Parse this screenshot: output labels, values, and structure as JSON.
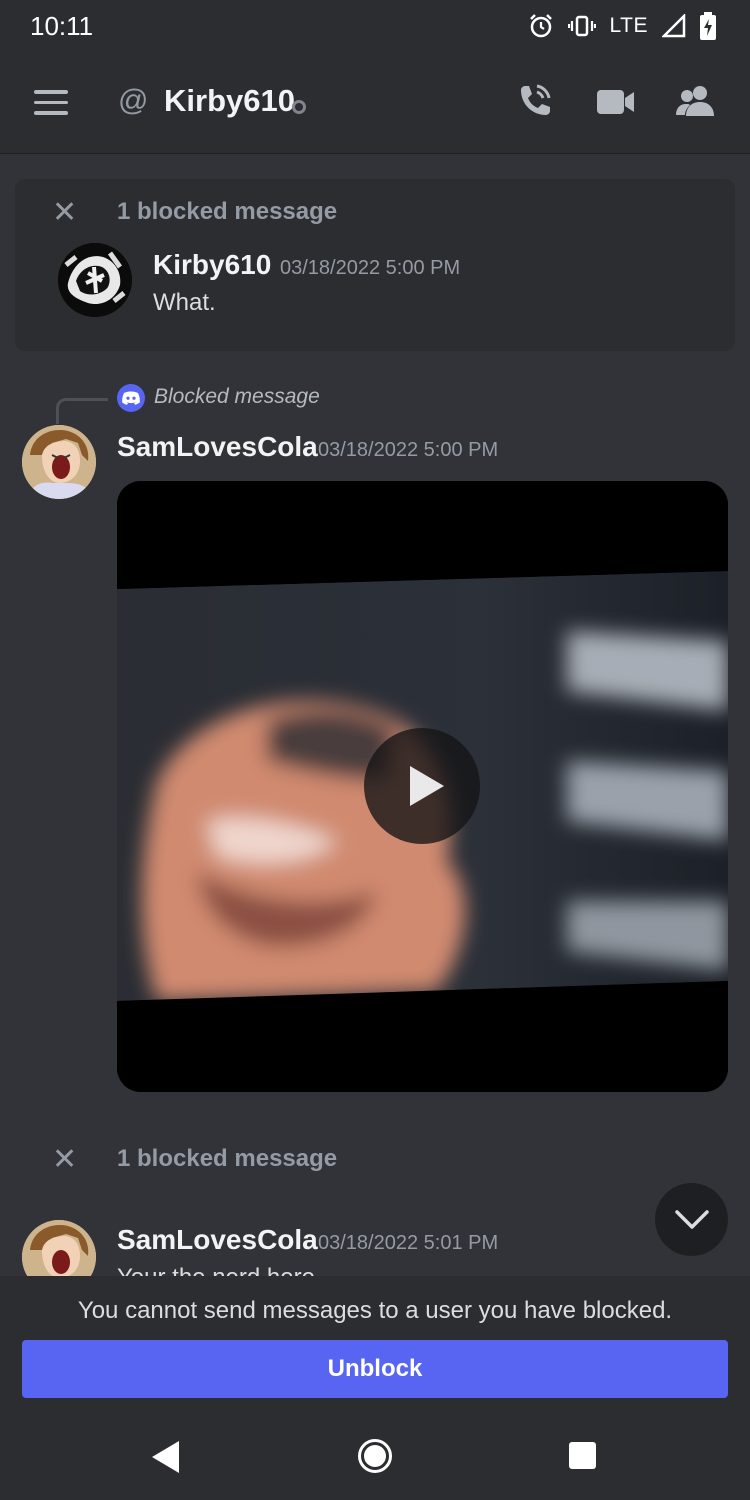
{
  "status_bar": {
    "time": "10:11",
    "network": "LTE",
    "icons": [
      "alarm-icon",
      "vibrate-icon",
      "signal-icon",
      "battery-charging-icon"
    ]
  },
  "header": {
    "channel_icon": "at-icon",
    "title": "Kirby610",
    "presence": "offline",
    "actions": [
      "voice-call-icon",
      "video-call-icon",
      "members-icon"
    ]
  },
  "messages": {
    "blocked_group_1": {
      "label": "1 blocked message",
      "author": "Kirby610",
      "timestamp": "03/18/2022 5:00 PM",
      "content": "What."
    },
    "reply": {
      "text": "Blocked message"
    },
    "message_2": {
      "author": "SamLovesCola",
      "timestamp": "03/18/2022 5:00 PM",
      "attachment": "video"
    },
    "blocked_group_2": {
      "label": "1 blocked message"
    },
    "message_3": {
      "author": "SamLovesCola",
      "timestamp": "03/18/2022 5:01 PM",
      "content": "Your the nerd here"
    }
  },
  "composer": {
    "notice": "You cannot send messages to a user you have blocked.",
    "unblock_label": "Unblock"
  },
  "colors": {
    "background": "#313338",
    "panel": "#2b2d31",
    "accent": "#5865f2",
    "muted_text": "#949ba4"
  }
}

The task:
Every entry must be written out exactly, with all pictures left out.

Solution for this task:
Parse this screenshot: output labels, values, and structure as JSON.
{
  "status_bar": {
    "time": "10:11",
    "network": "LTE",
    "icons": [
      "alarm-icon",
      "vibrate-icon",
      "signal-icon",
      "battery-charging-icon"
    ]
  },
  "header": {
    "channel_icon": "at-icon",
    "title": "Kirby610",
    "presence": "offline",
    "actions": [
      "voice-call-icon",
      "video-call-icon",
      "members-icon"
    ]
  },
  "messages": {
    "blocked_group_1": {
      "label": "1 blocked message",
      "author": "Kirby610",
      "timestamp": "03/18/2022 5:00 PM",
      "content": "What."
    },
    "reply": {
      "text": "Blocked message"
    },
    "message_2": {
      "author": "SamLovesCola",
      "timestamp": "03/18/2022 5:00 PM",
      "attachment": "video"
    },
    "blocked_group_2": {
      "label": "1 blocked message"
    },
    "message_3": {
      "author": "SamLovesCola",
      "timestamp": "03/18/2022 5:01 PM",
      "content": "Your the nerd here"
    }
  },
  "composer": {
    "notice": "You cannot send messages to a user you have blocked.",
    "unblock_label": "Unblock"
  },
  "colors": {
    "background": "#313338",
    "panel": "#2b2d31",
    "accent": "#5865f2",
    "muted_text": "#949ba4"
  }
}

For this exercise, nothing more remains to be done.